## Task details
Transcribe the records below exactly, leaving out any pictures.

## Entries shown

========================================================================

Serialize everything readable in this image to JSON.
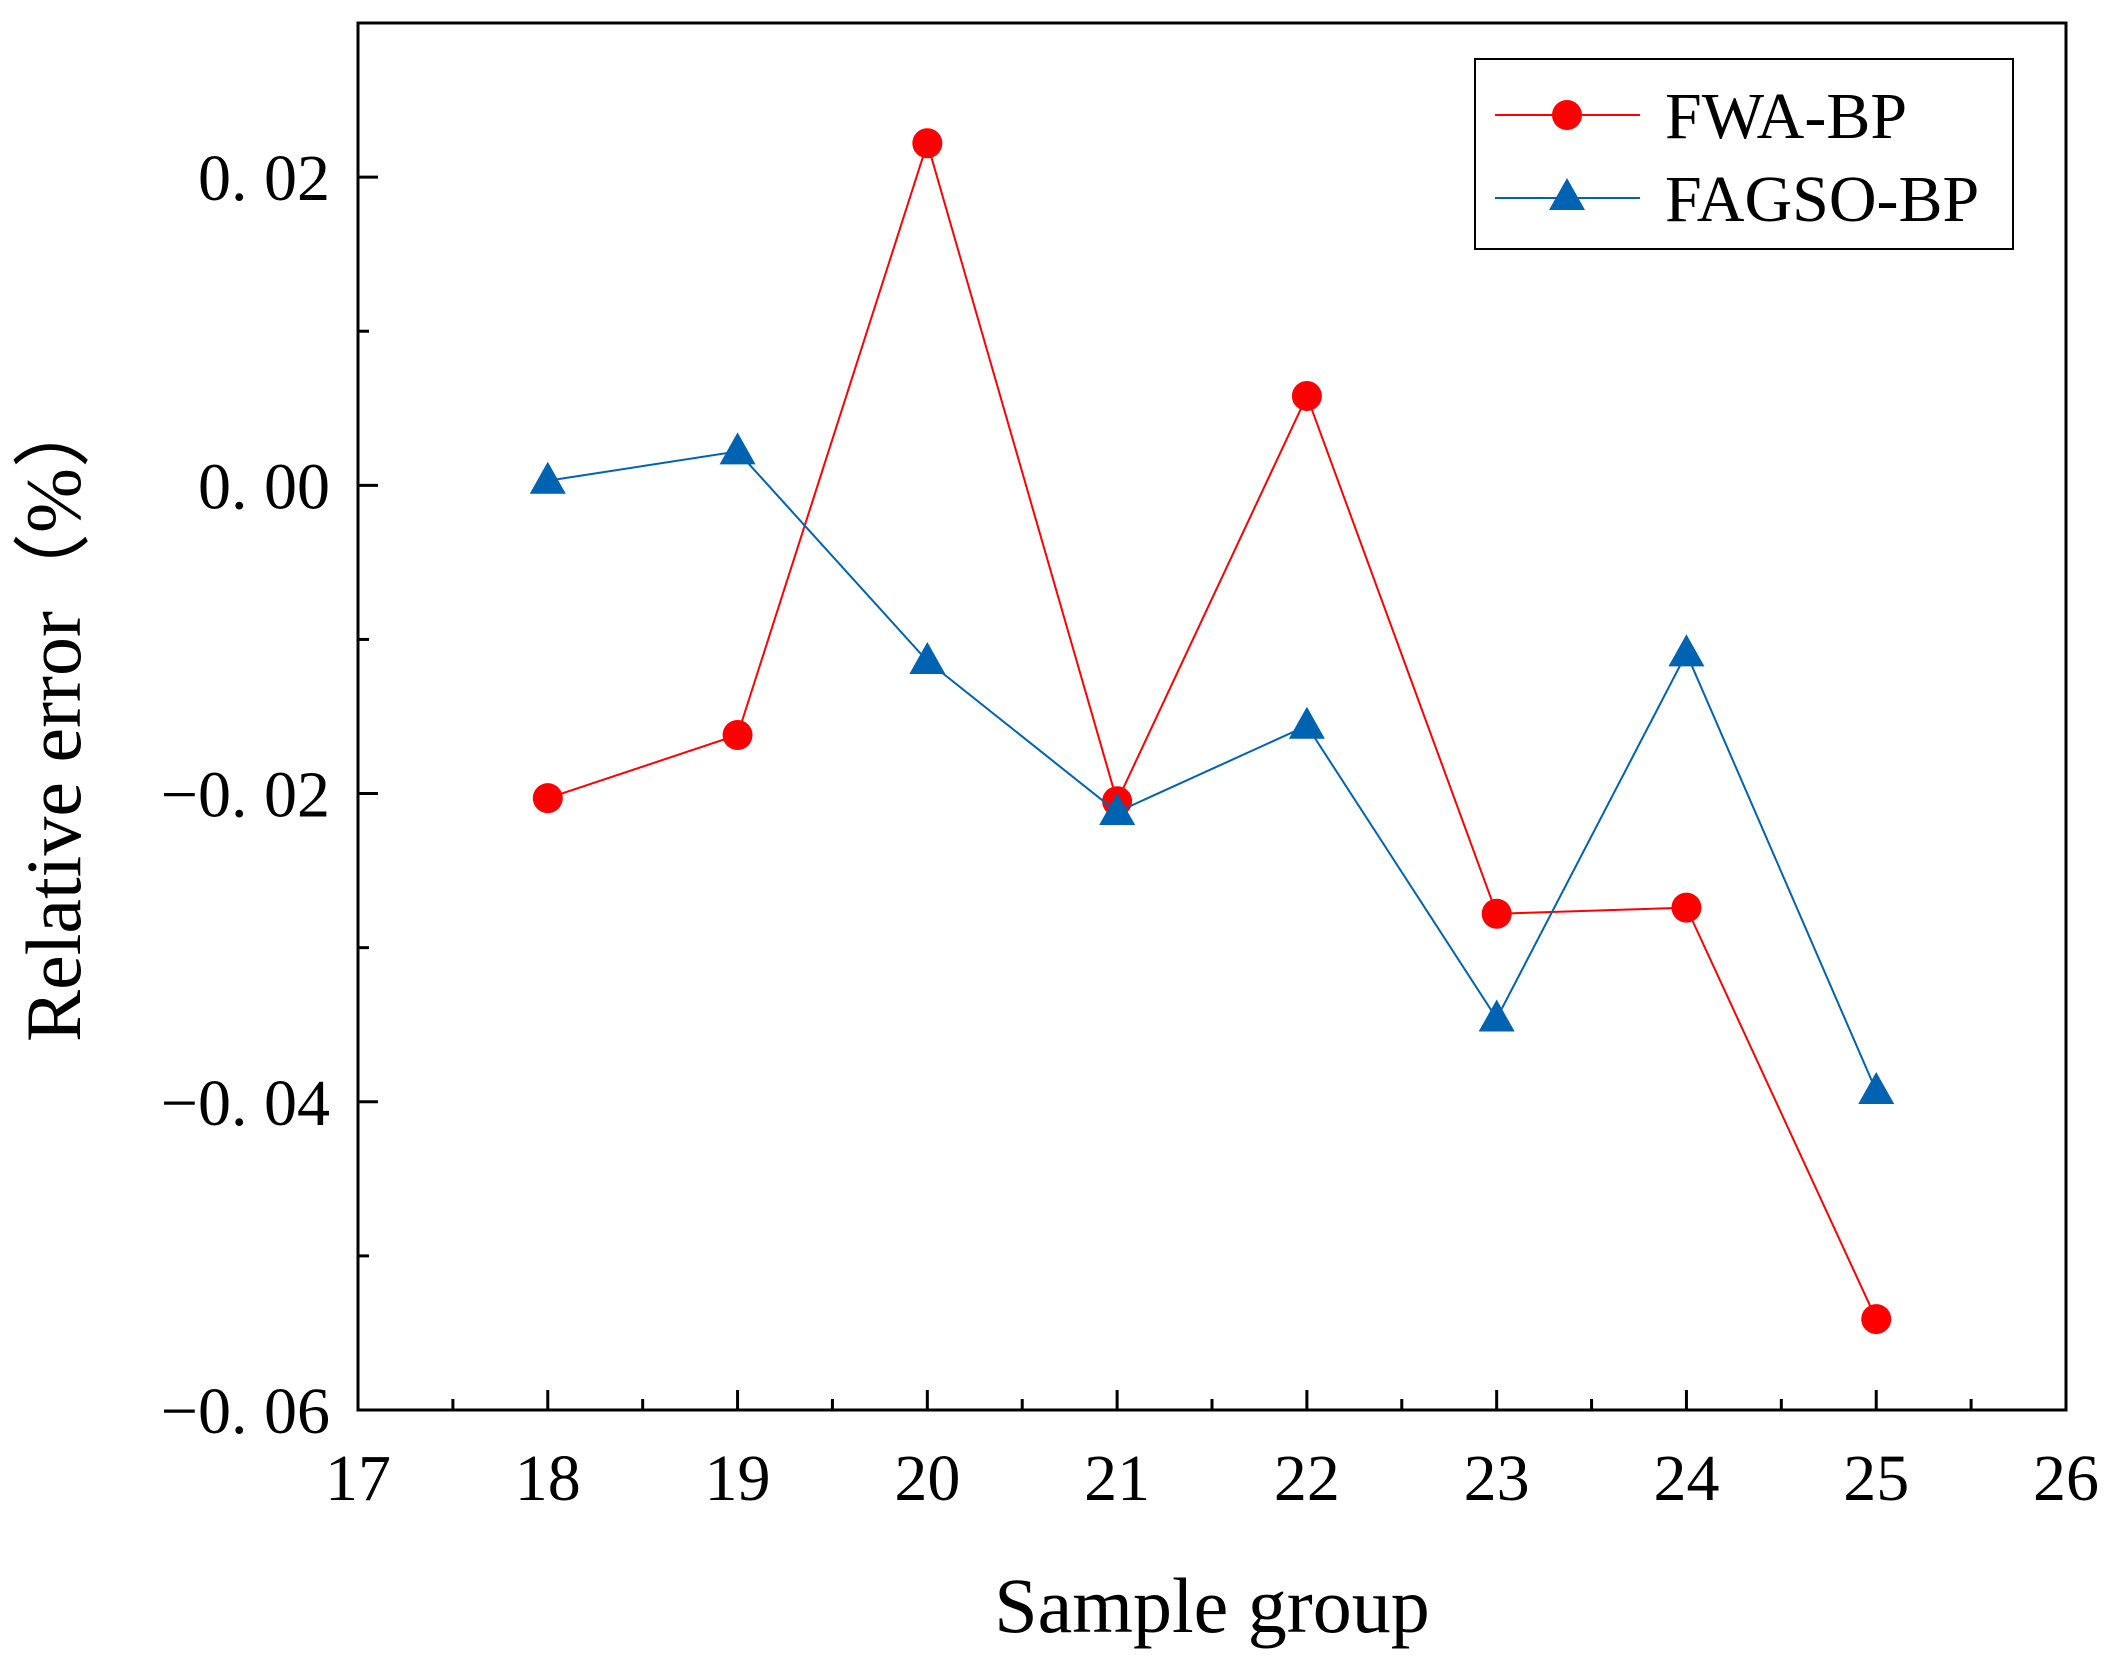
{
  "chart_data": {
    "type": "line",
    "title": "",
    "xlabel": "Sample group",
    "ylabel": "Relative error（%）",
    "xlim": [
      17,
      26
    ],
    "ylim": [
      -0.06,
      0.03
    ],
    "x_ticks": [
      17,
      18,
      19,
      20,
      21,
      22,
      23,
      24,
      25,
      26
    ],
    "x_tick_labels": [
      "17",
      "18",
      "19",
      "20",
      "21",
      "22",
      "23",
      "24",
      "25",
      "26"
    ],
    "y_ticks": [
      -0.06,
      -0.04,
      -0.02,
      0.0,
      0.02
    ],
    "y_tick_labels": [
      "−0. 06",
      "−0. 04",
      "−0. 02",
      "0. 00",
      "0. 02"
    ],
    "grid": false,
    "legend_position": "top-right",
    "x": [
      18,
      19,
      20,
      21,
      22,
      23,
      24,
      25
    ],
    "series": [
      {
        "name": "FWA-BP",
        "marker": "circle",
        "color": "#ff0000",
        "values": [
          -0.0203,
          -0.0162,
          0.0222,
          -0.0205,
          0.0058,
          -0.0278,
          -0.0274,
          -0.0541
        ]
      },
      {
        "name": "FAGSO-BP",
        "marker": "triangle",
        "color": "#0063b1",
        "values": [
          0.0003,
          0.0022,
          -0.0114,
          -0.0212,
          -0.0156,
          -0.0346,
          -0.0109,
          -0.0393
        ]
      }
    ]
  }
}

========================================================================

## Full output
Serialize everything readable in this image to JSON.
{
  "chart_data": {
    "type": "line",
    "title": "",
    "xlabel": "Sample group",
    "ylabel": "Relative error（%）",
    "xlim": [
      17,
      26
    ],
    "ylim": [
      -0.06,
      0.03
    ],
    "x_ticks": [
      17,
      18,
      19,
      20,
      21,
      22,
      23,
      24,
      25,
      26
    ],
    "x_tick_labels": [
      "17",
      "18",
      "19",
      "20",
      "21",
      "22",
      "23",
      "24",
      "25",
      "26"
    ],
    "y_ticks": [
      -0.06,
      -0.04,
      -0.02,
      0.0,
      0.02
    ],
    "y_tick_labels": [
      "−0. 06",
      "−0. 04",
      "−0. 02",
      "0. 00",
      "0. 02"
    ],
    "grid": false,
    "legend_position": "top-right",
    "x": [
      18,
      19,
      20,
      21,
      22,
      23,
      24,
      25
    ],
    "series": [
      {
        "name": "FWA-BP",
        "marker": "circle",
        "color": "#ff0000",
        "values": [
          -0.0203,
          -0.0162,
          0.0222,
          -0.0205,
          0.0058,
          -0.0278,
          -0.0274,
          -0.0541
        ]
      },
      {
        "name": "FAGSO-BP",
        "marker": "triangle",
        "color": "#0063b1",
        "values": [
          0.0003,
          0.0022,
          -0.0114,
          -0.0212,
          -0.0156,
          -0.0346,
          -0.0109,
          -0.0393
        ]
      }
    ]
  }
}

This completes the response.